SET EXERCISE> Repeat the records below exactly, leaving out every picture.

--- Start of DATA SECTION ---

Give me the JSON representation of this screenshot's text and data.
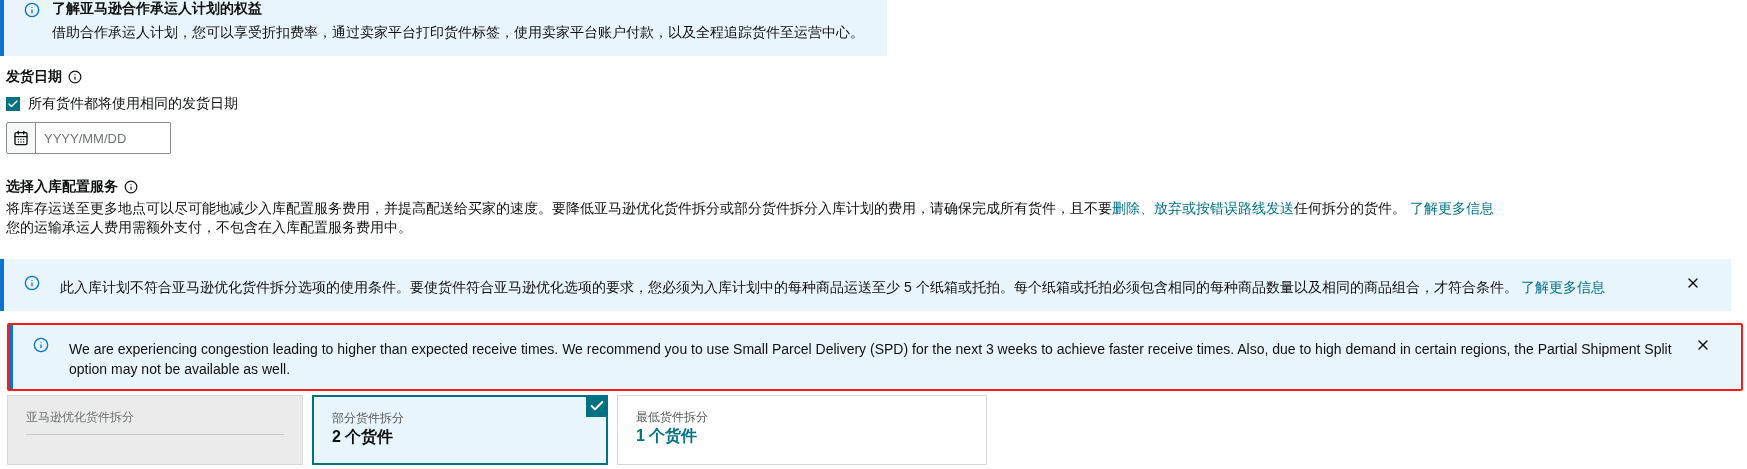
{
  "partner_banner": {
    "title": "了解亚马逊合作承运人计划的权益",
    "body": "借助合作承运人计划，您可以享受折扣费率，通过卖家平台打印货件标签，使用卖家平台账户付款，以及全程追踪货件至运营中心。"
  },
  "ship_date": {
    "label": "发货日期",
    "same_date": {
      "label": "所有货件都将使用相同的发货日期",
      "checked": true
    },
    "date_field": {
      "placeholder": "YYYY/MM/DD"
    }
  },
  "placement": {
    "title": "选择入库配置服务",
    "desc_before": "将库存运送至更多地点可以尽可能地减少入库配置服务费用，并提高配送给买家的速度。要降低亚马逊优化货件拆分或部分货件拆分入库计划的费用，请确保完成所有货件，且不要",
    "desc_link": "删除、放弃或按错误路线发送",
    "desc_after": "任何拆分的货件。",
    "learn_more": "了解更多信息",
    "note": "您的运输承运人费用需额外支付，不包含在入库配置服务费用中。"
  },
  "alerts": [
    {
      "text": "此入库计划不符合亚马逊优化货件拆分选项的使用条件。要使货件符合亚马逊优化选项的要求，您必须为入库计划中的每种商品运送至少 5 个纸箱或托拍。每个纸箱或托拍必须包含相同的每种商品数量以及相同的商品组合，才符合条件。",
      "link": "了解更多信息",
      "highlighted": false
    },
    {
      "text": "We are experiencing congestion leading to higher than expected receive times. We recommend you to use Small Parcel Delivery (SPD) for the next 3 weeks to achieve faster receive times. Also, due to high demand in certain regions, the Partial Shipment Split option may not be available as well.",
      "highlighted": true
    }
  ],
  "options": [
    {
      "label": "亚马逊优化货件拆分",
      "disabled": true,
      "selected": false
    },
    {
      "label": "部分货件拆分",
      "count": "2 个货件",
      "disabled": false,
      "selected": true
    },
    {
      "label": "最低货件拆分",
      "count": "1 个货件",
      "disabled": false,
      "selected": false
    }
  ]
}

--- End of DATA SECTION ---

SOLUTION FOR THIS PROBLEM>
Give me the JSON representation of this screenshot's text and data.
{
  "partner_banner": {
    "title": "了解亚马逊合作承运人计划的权益",
    "body": "借助合作承运人计划，您可以享受折扣费率，通过卖家平台打印货件标签，使用卖家平台账户付款，以及全程追踪货件至运营中心。"
  },
  "ship_date": {
    "label": "发货日期",
    "same_date": {
      "label": "所有货件都将使用相同的发货日期",
      "checked": true
    },
    "date_field": {
      "placeholder": "YYYY/MM/DD"
    }
  },
  "placement": {
    "title": "选择入库配置服务",
    "desc_before": "将库存运送至更多地点可以尽可能地减少入库配置服务费用，并提高配送给买家的速度。要降低亚马逊优化货件拆分或部分货件拆分入库计划的费用，请确保完成所有货件，且不要",
    "desc_link": "删除、放弃或按错误路线发送",
    "desc_after": "任何拆分的货件。",
    "learn_more": "了解更多信息",
    "note": "您的运输承运人费用需额外支付，不包含在入库配置服务费用中。"
  },
  "alerts": [
    {
      "text": "此入库计划不符合亚马逊优化货件拆分选项的使用条件。要使货件符合亚马逊优化选项的要求，您必须为入库计划中的每种商品运送至少 5 个纸箱或托拍。每个纸箱或托拍必须包含相同的每种商品数量以及相同的商品组合，才符合条件。",
      "link": "了解更多信息",
      "highlighted": false
    },
    {
      "text": "We are experiencing congestion leading to higher than expected receive times. We recommend you to use Small Parcel Delivery (SPD) for the next 3 weeks to achieve faster receive times. Also, due to high demand in certain regions, the Partial Shipment Split option may not be available as well.",
      "highlighted": true
    }
  ],
  "options": [
    {
      "label": "亚马逊优化货件拆分",
      "disabled": true,
      "selected": false
    },
    {
      "label": "部分货件拆分",
      "count": "2 个货件",
      "disabled": false,
      "selected": true
    },
    {
      "label": "最低货件拆分",
      "count": "1 个货件",
      "disabled": false,
      "selected": false
    }
  ]
}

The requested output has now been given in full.